WHAT IS BEING ASKED => Repeat every record exactly, but keep images out of the copy.

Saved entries
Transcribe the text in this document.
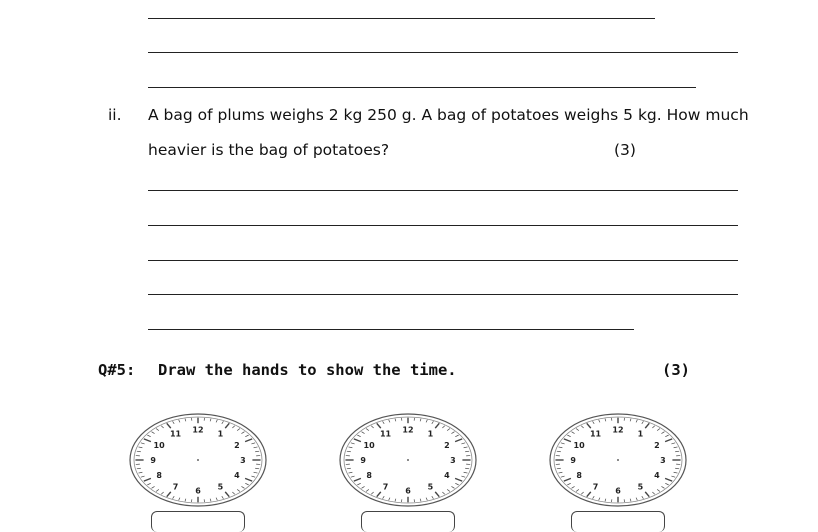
ii. A bag of plums weighs 2 kg 250 g. A bag of potatoes weighs 5 kg. How much
heavier is the bag of potatoes?	(3)
Q#5: Draw the hands to show the time.	(3)
12 1
2
3
4
5
6
7
8
9
10
11	12 1
2
3
4
5
6
7
8
9
10
11	12 1
2
3
4
5
6
7
8
9
10
11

ANSWER =>
Transcribe the text in this document.
ii. A bag of plums weighs 2 kg 250 g. A bag of potatoes weighs 5 kg. How much
heavier is the bag of potatoes?	(3)
Q#5: Draw the hands to show the time.	(3)
12 1
2
3
4
5
6
7
8
9
10
11	12 1
2
3
4
5
6
7
8
9
10
11	12 1
2
3
4
5
6
7
8
9
10
11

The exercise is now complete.